▶ [Task]:
Transcribe the records below exactly, leaving out any pictures.

▶ [Dataset content]:
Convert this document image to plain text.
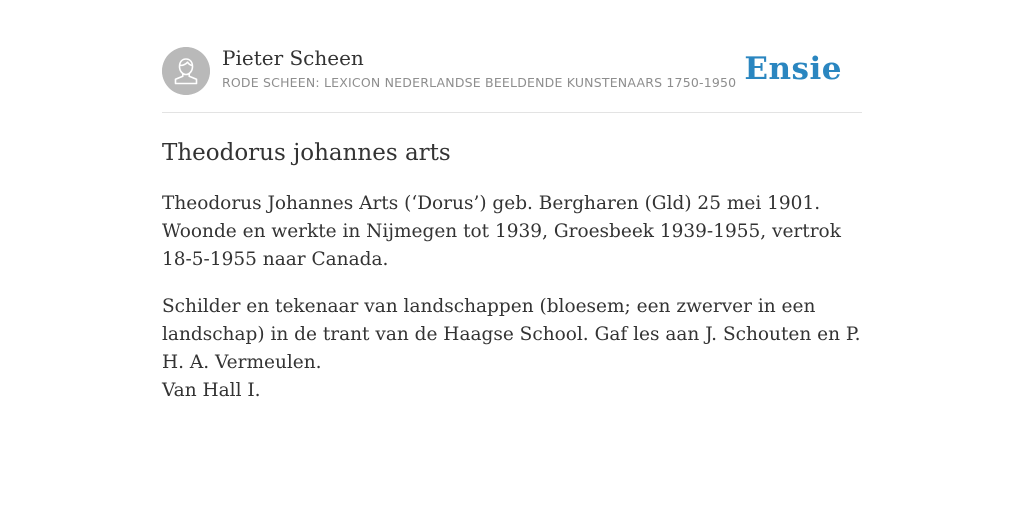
Pieter Scheen
RODE SCHEEN: LEXICON NEDERLANDSE BEELDENDE KUNSTENAARS 1750-1950 Ensie
Theodorus johannes arts

Theodorus Johannes Arts (‘Dorus’) geb. Bergharen (Gld) 25 mei 1901. Woonde en werkte in Nijmegen tot 1939, Groesbeek 1939-1955, vertrok 18-5-1955 naar Canada.

Schilder en tekenaar van landschappen (bloesem; een zwerver in een landschap) in de trant van de Haagse School. Gaf les aan J. Schouten en P. H. A. Vermeulen.

Van Hall I.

▶ [Result]:
Convert this document image to plain text.
Pieter Scheen
RODE SCHEEN: LEXICON NEDERLANDSE BEELDENDE KUNSTENAARS 1750-1950 Ensie
Theodorus johannes arts

Theodorus Johannes Arts (‘Dorus’) geb. Bergharen (Gld) 25 mei 1901. Woonde en werkte in Nijmegen tot 1939, Groesbeek 1939-1955, vertrok 18-5-1955 naar Canada.

Schilder en tekenaar van landschappen (bloesem; een zwerver in een landschap) in de trant van de Haagse School. Gaf les aan J. Schouten en P. H. A. Vermeulen.

Van Hall I.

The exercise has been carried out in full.